* [Written task]: Reproduce exactly the lines from the one containing "Convert this screenshot" through the last line of the records below, both included. Leave out any pictures.

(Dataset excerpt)

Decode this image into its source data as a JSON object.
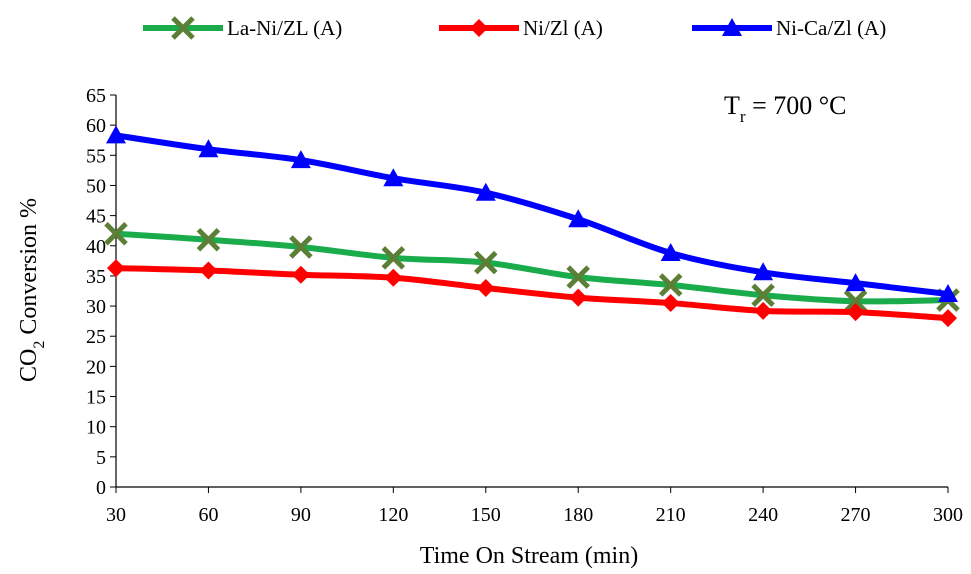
{
  "chart_data": {
    "type": "line",
    "x": [
      30,
      60,
      90,
      120,
      150,
      180,
      210,
      240,
      270,
      300
    ],
    "series": [
      {
        "name": "La-Ni/ZL (A)",
        "color": "#1aab4b",
        "marker_color": "#5b7f36",
        "marker": "x-icon",
        "values": [
          42.0,
          41.0,
          39.8,
          38.0,
          37.2,
          34.8,
          33.5,
          31.8,
          30.8,
          31.0
        ]
      },
      {
        "name": "Ni/Zl (A)",
        "color": "#ff0000",
        "marker_color": "#ff0000",
        "marker": "diamond-icon",
        "values": [
          36.3,
          35.9,
          35.2,
          34.7,
          33.0,
          31.4,
          30.5,
          29.2,
          29.0,
          28.0
        ]
      },
      {
        "name": "Ni-Ca/Zl (A)",
        "color": "#0000ff",
        "marker_color": "#0000ff",
        "marker": "triangle-icon",
        "values": [
          58.3,
          56.0,
          54.2,
          51.2,
          48.8,
          44.4,
          38.8,
          35.6,
          33.8,
          32.0
        ]
      }
    ],
    "xlabel": "Time On Stream (min)",
    "ylabel": {
      "prefix": "CO",
      "subscript": "2",
      "rest": " Conversion  %"
    },
    "x_ticks": [
      "30",
      "60",
      "90",
      "120",
      "150",
      "180",
      "210",
      "240",
      "270",
      "300"
    ],
    "y_ticks": [
      "0",
      "5",
      "10",
      "15",
      "20",
      "25",
      "30",
      "35",
      "40",
      "45",
      "50",
      "55",
      "60",
      "65"
    ],
    "xlim": [
      30,
      300
    ],
    "ylim": [
      0,
      65
    ],
    "grid": false,
    "legend_position": "top",
    "annotation": {
      "base": "T",
      "subscript": "r",
      "rest": " = 700 °C"
    }
  }
}
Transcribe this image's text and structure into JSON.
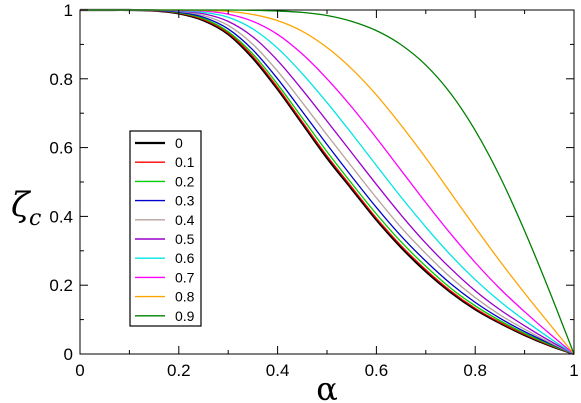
{
  "chart_data": {
    "type": "line",
    "xlabel": "α",
    "ylabel": "ζ",
    "ylabel_sub": "c",
    "xlim": [
      0,
      1
    ],
    "ylim": [
      0,
      1
    ],
    "x_ticks": [
      0,
      0.2,
      0.4,
      0.6,
      0.8,
      1
    ],
    "x_tick_labels": [
      "0",
      "0.2",
      "0.4",
      "0.6",
      "0.8",
      "1"
    ],
    "y_ticks": [
      0,
      0.2,
      0.4,
      0.6,
      0.8,
      1
    ],
    "y_tick_labels": [
      "0",
      "0.2",
      "0.4",
      "0.6",
      "0.8",
      "1"
    ],
    "grid": false,
    "legend_position": "left-center",
    "x": [
      0,
      0.05,
      0.1,
      0.15,
      0.2,
      0.25,
      0.3,
      0.35,
      0.4,
      0.45,
      0.5,
      0.55,
      0.6,
      0.65,
      0.7,
      0.75,
      0.8,
      0.85,
      0.9,
      0.95,
      1.0
    ],
    "series": [
      {
        "name": "0",
        "color": "#000000",
        "values": [
          1,
          1,
          1,
          0.998,
          0.99,
          0.97,
          0.93,
          0.86,
          0.77,
          0.67,
          0.57,
          0.48,
          0.39,
          0.31,
          0.24,
          0.18,
          0.13,
          0.09,
          0.055,
          0.025,
          0
        ]
      },
      {
        "name": "0.1",
        "color": "#ff0000",
        "values": [
          1,
          1,
          1,
          0.998,
          0.991,
          0.972,
          0.933,
          0.865,
          0.775,
          0.675,
          0.576,
          0.485,
          0.395,
          0.315,
          0.245,
          0.184,
          0.133,
          0.092,
          0.057,
          0.026,
          0
        ]
      },
      {
        "name": "0.2",
        "color": "#00cc00",
        "values": [
          1,
          1,
          1,
          0.999,
          0.992,
          0.975,
          0.937,
          0.872,
          0.784,
          0.686,
          0.588,
          0.496,
          0.407,
          0.326,
          0.255,
          0.192,
          0.14,
          0.097,
          0.06,
          0.028,
          0
        ]
      },
      {
        "name": "0.3",
        "color": "#0000cc",
        "values": [
          1,
          1,
          1,
          0.999,
          0.994,
          0.979,
          0.945,
          0.884,
          0.8,
          0.705,
          0.609,
          0.516,
          0.426,
          0.343,
          0.27,
          0.205,
          0.15,
          0.104,
          0.065,
          0.031,
          0
        ]
      },
      {
        "name": "0.4",
        "color": "#b5a29b",
        "values": [
          1,
          1,
          1,
          1,
          0.996,
          0.984,
          0.955,
          0.9,
          0.822,
          0.731,
          0.637,
          0.545,
          0.454,
          0.368,
          0.292,
          0.223,
          0.164,
          0.114,
          0.072,
          0.034,
          0
        ]
      },
      {
        "name": "0.5",
        "color": "#9900cc",
        "values": [
          1,
          1,
          1,
          1,
          0.997,
          0.989,
          0.967,
          0.922,
          0.853,
          0.768,
          0.677,
          0.585,
          0.493,
          0.404,
          0.322,
          0.249,
          0.184,
          0.129,
          0.082,
          0.039,
          0
        ]
      },
      {
        "name": "0.6",
        "color": "#00e5e5",
        "values": [
          1,
          1,
          1,
          1,
          0.998,
          0.993,
          0.979,
          0.945,
          0.889,
          0.815,
          0.731,
          0.641,
          0.548,
          0.456,
          0.369,
          0.288,
          0.216,
          0.153,
          0.098,
          0.047,
          0
        ]
      },
      {
        "name": "0.7",
        "color": "#ff00ff",
        "values": [
          1,
          1,
          1,
          1,
          0.999,
          0.997,
          0.988,
          0.967,
          0.929,
          0.872,
          0.8,
          0.718,
          0.628,
          0.534,
          0.44,
          0.35,
          0.266,
          0.19,
          0.123,
          0.06,
          0
        ]
      },
      {
        "name": "0.8",
        "color": "#ffa500",
        "values": [
          1,
          1,
          1,
          1,
          1,
          0.999,
          0.996,
          0.987,
          0.969,
          0.938,
          0.891,
          0.829,
          0.753,
          0.665,
          0.57,
          0.469,
          0.368,
          0.27,
          0.177,
          0.088,
          0
        ]
      },
      {
        "name": "0.9",
        "color": "#008000",
        "values": [
          1,
          1,
          1,
          1,
          1,
          1,
          1,
          0.999,
          0.997,
          0.993,
          0.984,
          0.967,
          0.94,
          0.899,
          0.84,
          0.758,
          0.65,
          0.516,
          0.358,
          0.184,
          0
        ]
      }
    ]
  }
}
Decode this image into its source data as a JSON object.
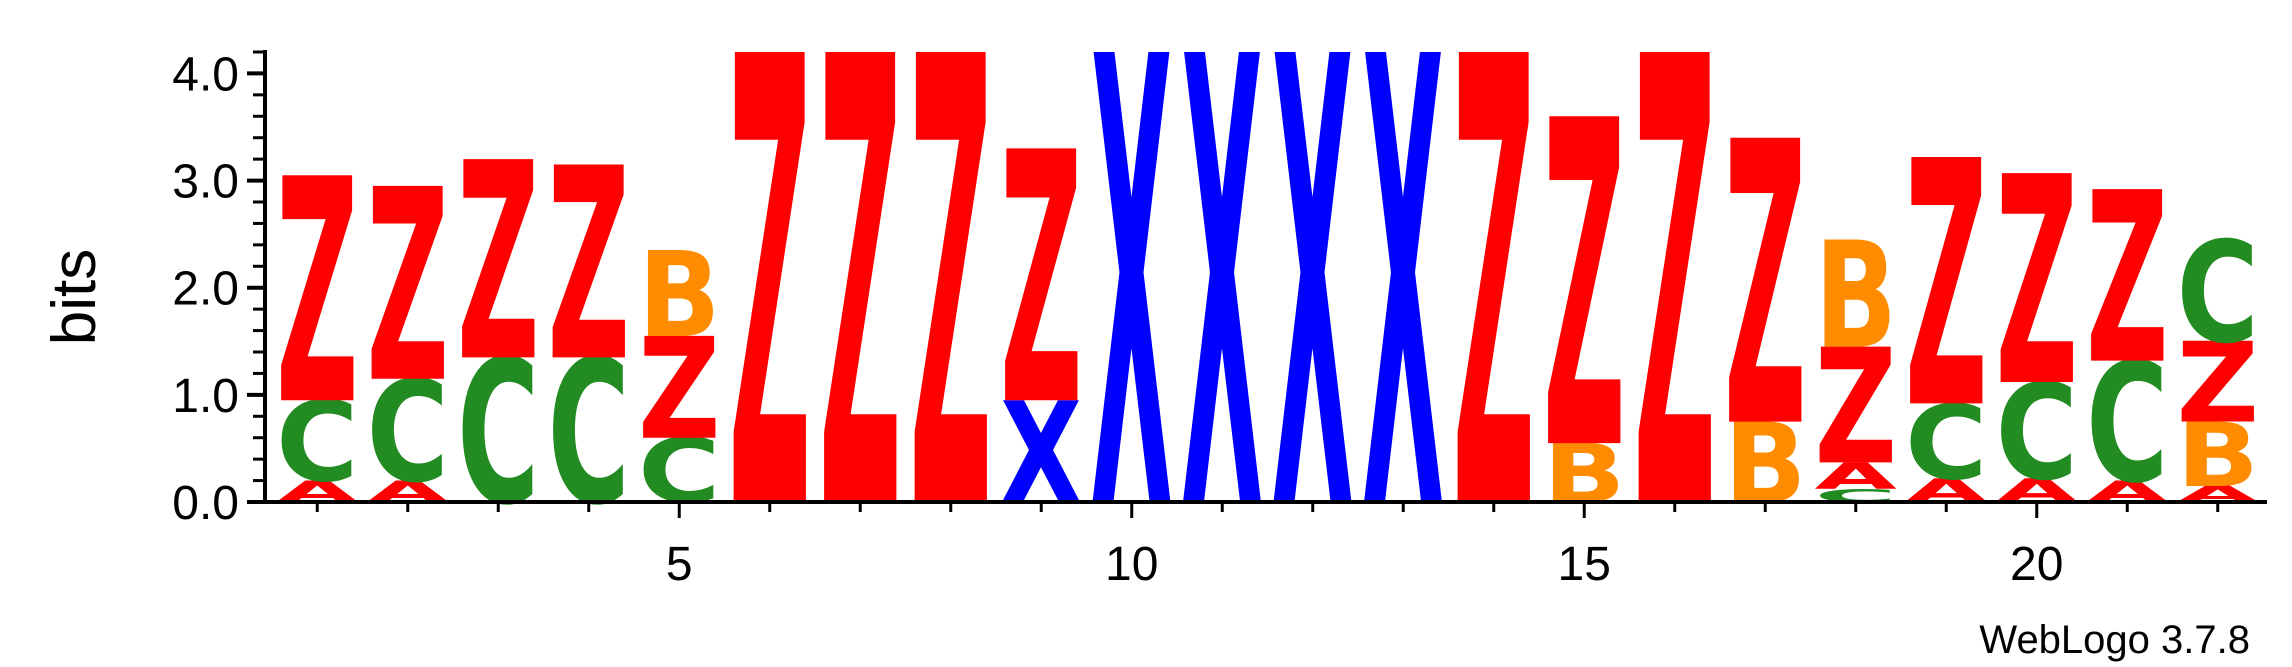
{
  "chart_data": {
    "type": "sequence-logo",
    "ylabel": "bits",
    "ylim": [
      0,
      4.2
    ],
    "y_ticks": [
      "0.0",
      "1.0",
      "2.0",
      "3.0",
      "4.0"
    ],
    "x_tick_labels": [
      "5",
      "10",
      "15",
      "20"
    ],
    "x_range": [
      1,
      22
    ],
    "footer": "WebLogo 3.7.8",
    "colors": {
      "Z": "#ff0000",
      "X": "#0000ff",
      "B": "#ff8c00",
      "C": "#228b22",
      "A": "#ff0000"
    },
    "positions": [
      {
        "pos": 1,
        "stack": [
          {
            "letter": "A",
            "bits": 0.2
          },
          {
            "letter": "C",
            "bits": 0.75
          },
          {
            "letter": "Z",
            "bits": 2.1
          }
        ]
      },
      {
        "pos": 2,
        "stack": [
          {
            "letter": "A",
            "bits": 0.2
          },
          {
            "letter": "C",
            "bits": 0.95
          },
          {
            "letter": "Z",
            "bits": 1.8
          }
        ]
      },
      {
        "pos": 3,
        "stack": [
          {
            "letter": "C",
            "bits": 1.35
          },
          {
            "letter": "Z",
            "bits": 1.85
          }
        ]
      },
      {
        "pos": 4,
        "stack": [
          {
            "letter": "C",
            "bits": 1.35
          },
          {
            "letter": "Z",
            "bits": 1.8
          }
        ]
      },
      {
        "pos": 5,
        "stack": [
          {
            "letter": "C",
            "bits": 0.6
          },
          {
            "letter": "Z",
            "bits": 0.95
          },
          {
            "letter": "B",
            "bits": 0.8
          }
        ]
      },
      {
        "pos": 6,
        "stack": [
          {
            "letter": "Z",
            "bits": 4.2
          }
        ]
      },
      {
        "pos": 7,
        "stack": [
          {
            "letter": "Z",
            "bits": 4.2
          }
        ]
      },
      {
        "pos": 8,
        "stack": [
          {
            "letter": "Z",
            "bits": 4.2
          }
        ]
      },
      {
        "pos": 9,
        "stack": [
          {
            "letter": "X",
            "bits": 0.95
          },
          {
            "letter": "Z",
            "bits": 2.35
          }
        ]
      },
      {
        "pos": 10,
        "stack": [
          {
            "letter": "X",
            "bits": 4.2
          }
        ]
      },
      {
        "pos": 11,
        "stack": [
          {
            "letter": "X",
            "bits": 4.2
          }
        ]
      },
      {
        "pos": 12,
        "stack": [
          {
            "letter": "X",
            "bits": 4.2
          }
        ]
      },
      {
        "pos": 13,
        "stack": [
          {
            "letter": "X",
            "bits": 4.2
          }
        ]
      },
      {
        "pos": 14,
        "stack": [
          {
            "letter": "Z",
            "bits": 4.2
          }
        ]
      },
      {
        "pos": 15,
        "stack": [
          {
            "letter": "B",
            "bits": 0.55
          },
          {
            "letter": "Z",
            "bits": 3.05
          }
        ]
      },
      {
        "pos": 16,
        "stack": [
          {
            "letter": "Z",
            "bits": 4.2
          }
        ]
      },
      {
        "pos": 17,
        "stack": [
          {
            "letter": "B",
            "bits": 0.75
          },
          {
            "letter": "Z",
            "bits": 2.65
          }
        ]
      },
      {
        "pos": 18,
        "stack": [
          {
            "letter": "C",
            "bits": 0.12
          },
          {
            "letter": "A",
            "bits": 0.25
          },
          {
            "letter": "Z",
            "bits": 1.08
          },
          {
            "letter": "B",
            "bits": 1.0
          }
        ]
      },
      {
        "pos": 19,
        "stack": [
          {
            "letter": "A",
            "bits": 0.22
          },
          {
            "letter": "C",
            "bits": 0.7
          },
          {
            "letter": "Z",
            "bits": 2.3
          }
        ]
      },
      {
        "pos": 20,
        "stack": [
          {
            "letter": "A",
            "bits": 0.22
          },
          {
            "letter": "C",
            "bits": 0.9
          },
          {
            "letter": "Z",
            "bits": 1.95
          }
        ]
      },
      {
        "pos": 21,
        "stack": [
          {
            "letter": "A",
            "bits": 0.2
          },
          {
            "letter": "C",
            "bits": 1.12
          },
          {
            "letter": "Z",
            "bits": 1.6
          }
        ]
      },
      {
        "pos": 22,
        "stack": [
          {
            "letter": "A",
            "bits": 0.15
          },
          {
            "letter": "B",
            "bits": 0.6
          },
          {
            "letter": "Z",
            "bits": 0.75
          },
          {
            "letter": "C",
            "bits": 0.95
          }
        ]
      }
    ]
  }
}
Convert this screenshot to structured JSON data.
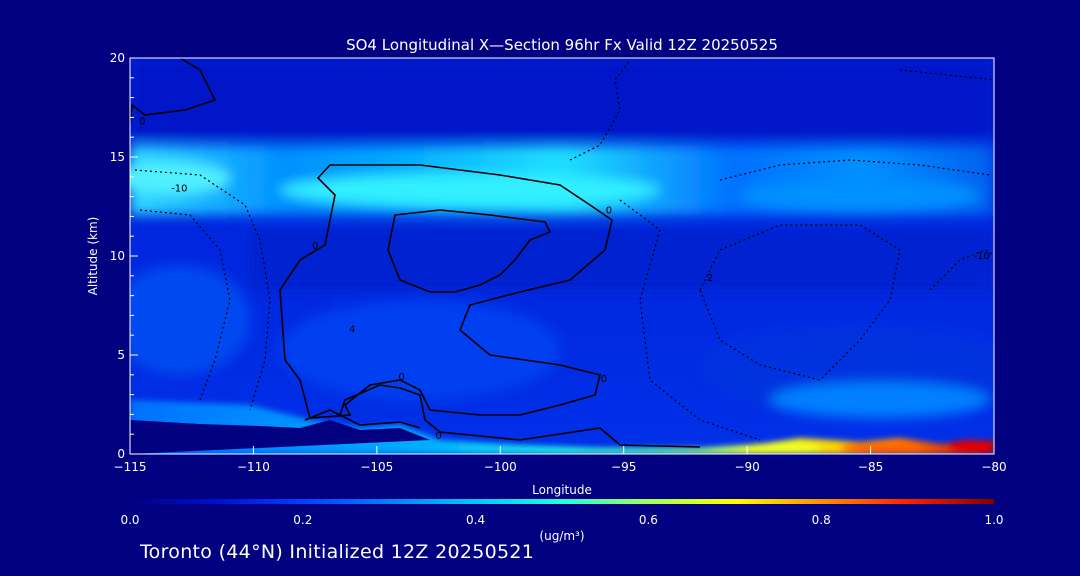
{
  "chart_data": {
    "type": "heatmap",
    "title": "SO4 Longitudinal X—Section 96hr  Fx Valid 12Z 20250525",
    "xlabel": "Longitude",
    "ylabel": "Altitude (km)",
    "xlim": [
      -115,
      -80
    ],
    "ylim": [
      0,
      20
    ],
    "x_ticks": [
      -115,
      -110,
      -105,
      -100,
      -95,
      -90,
      -85,
      -80
    ],
    "y_ticks": [
      0,
      5,
      10,
      15,
      20
    ],
    "colorbar": {
      "min": 0.0,
      "max": 1.0,
      "ticks": [
        "0.0",
        "0.2",
        "0.4",
        "0.6",
        "0.8",
        "1.0"
      ],
      "unit_label": "(ug/m³)",
      "colormap": [
        "#000080",
        "#0010d0",
        "#0040ff",
        "#00a0ff",
        "#00e0ff",
        "#40ffc0",
        "#c0ff40",
        "#ffff00",
        "#ff8000",
        "#ff0000",
        "#800000"
      ]
    },
    "contour_labels": [
      {
        "text": "0",
        "lon": -114.5,
        "alt": 16.8
      },
      {
        "text": "-10",
        "lon": -113,
        "alt": 13.4
      },
      {
        "text": "0",
        "lon": -107.5,
        "alt": 10.5
      },
      {
        "text": "4",
        "lon": -106,
        "alt": 6.3
      },
      {
        "text": "0",
        "lon": -104,
        "alt": 3.9
      },
      {
        "text": "0",
        "lon": -95.6,
        "alt": 12.3
      },
      {
        "text": "0",
        "lon": -95.8,
        "alt": 3.8
      },
      {
        "text": "2",
        "lon": -91.5,
        "alt": 8.9
      },
      {
        "text": "-10",
        "lon": -80.5,
        "alt": 10.0
      },
      {
        "text": "0",
        "lon": -102.5,
        "alt": 0.9
      }
    ]
  },
  "footer": {
    "text": "Toronto (44°N) Initialized 12Z 20250521"
  },
  "colors": {
    "background": "#000080",
    "text": "#ffffff",
    "contour": "#000000"
  }
}
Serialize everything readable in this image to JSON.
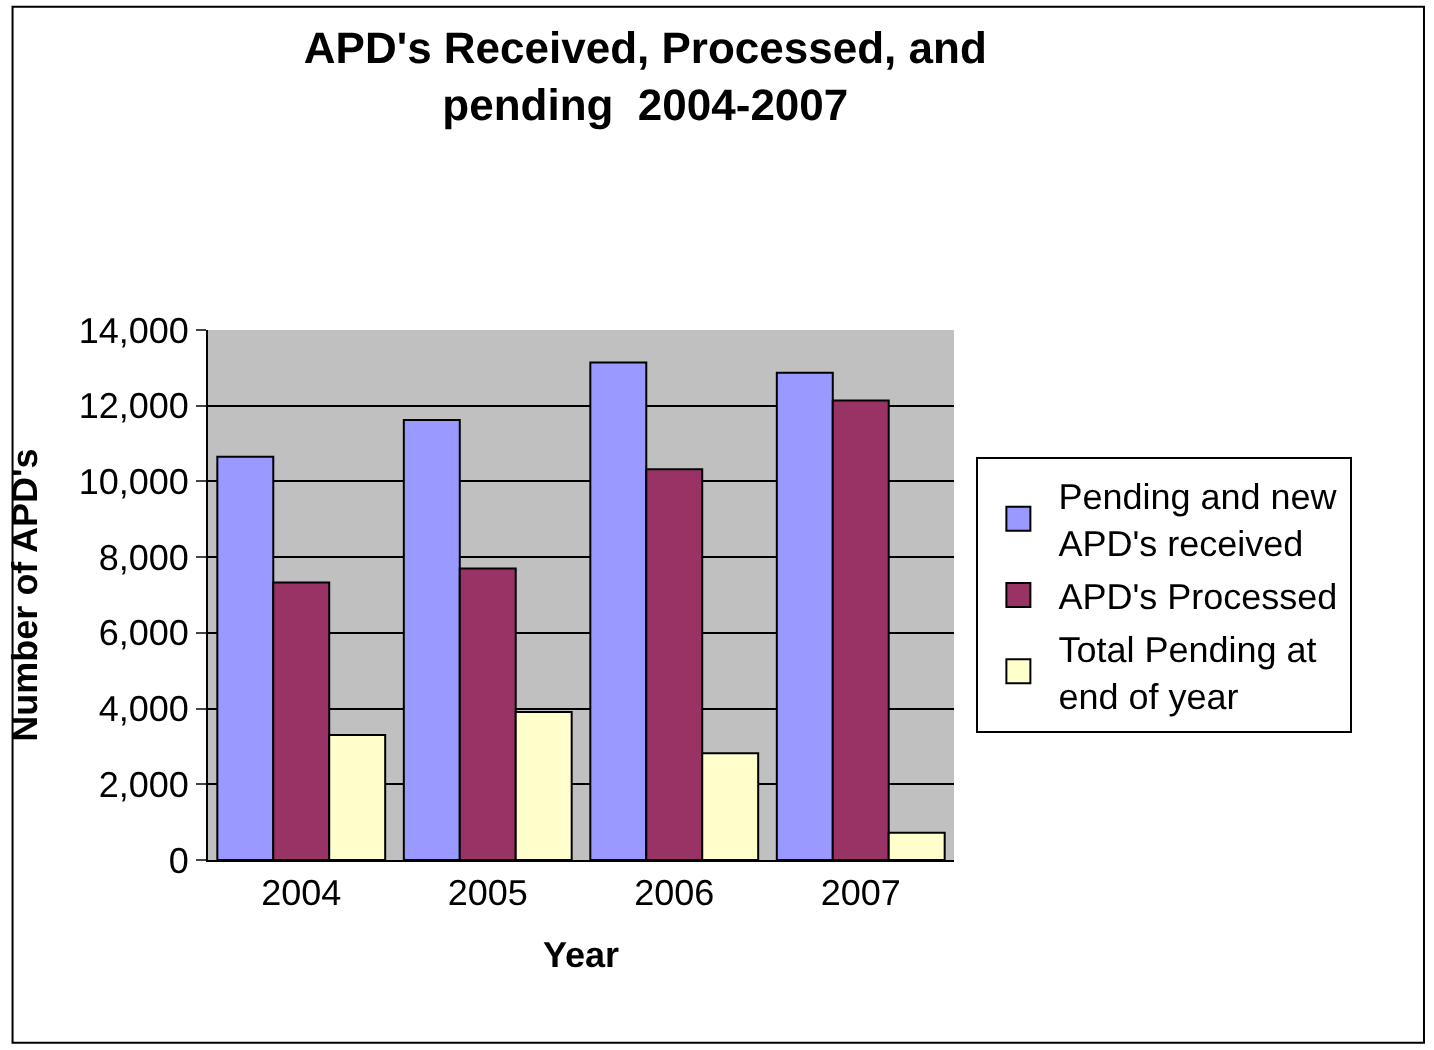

* [The solution]:
Convert this screenshot to structured JSON data.
{
  "chart_data": {
    "type": "heatmap",
    "title": "SO4 Longitudinal X—Section 96hr  Fx Valid 12Z 20250525",
    "xlabel": "Longitude",
    "ylabel": "Altitude (km)",
    "xlim": [
      -115,
      -80
    ],
    "ylim": [
      0,
      20
    ],
    "x_ticks": [
      -115,
      -110,
      -105,
      -100,
      -95,
      -90,
      -85,
      -80
    ],
    "y_ticks": [
      0,
      5,
      10,
      15,
      20
    ],
    "colorbar": {
      "min": 0.0,
      "max": 1.0,
      "ticks": [
        "0.0",
        "0.2",
        "0.4",
        "0.6",
        "0.8",
        "1.0"
      ],
      "unit_label": "(ug/m³)",
      "colormap": [
        "#000080",
        "#0010d0",
        "#0040ff",
        "#00a0ff",
        "#00e0ff",
        "#40ffc0",
        "#c0ff40",
        "#ffff00",
        "#ff8000",
        "#ff0000",
        "#800000"
      ]
    },
    "contour_labels": [
      {
        "text": "0",
        "lon": -114.5,
        "alt": 16.8
      },
      {
        "text": "-10",
        "lon": -113,
        "alt": 13.4
      },
      {
        "text": "0",
        "lon": -107.5,
        "alt": 10.5
      },
      {
        "text": "4",
        "lon": -106,
        "alt": 6.3
      },
      {
        "text": "0",
        "lon": -104,
        "alt": 3.9
      },
      {
        "text": "0",
        "lon": -95.6,
        "alt": 12.3
      },
      {
        "text": "0",
        "lon": -95.8,
        "alt": 3.8
      },
      {
        "text": "2",
        "lon": -91.5,
        "alt": 8.9
      },
      {
        "text": "-10",
        "lon": -80.5,
        "alt": 10.0
      },
      {
        "text": "0",
        "lon": -102.5,
        "alt": 0.9
      }
    ]
  },
  "footer": {
    "text": "Toronto (44°N) Initialized 12Z 20250521"
  },
  "colors": {
    "background": "#000080",
    "text": "#ffffff",
    "contour": "#000000"
  }
}
Serialize everything readable in this image to JSON.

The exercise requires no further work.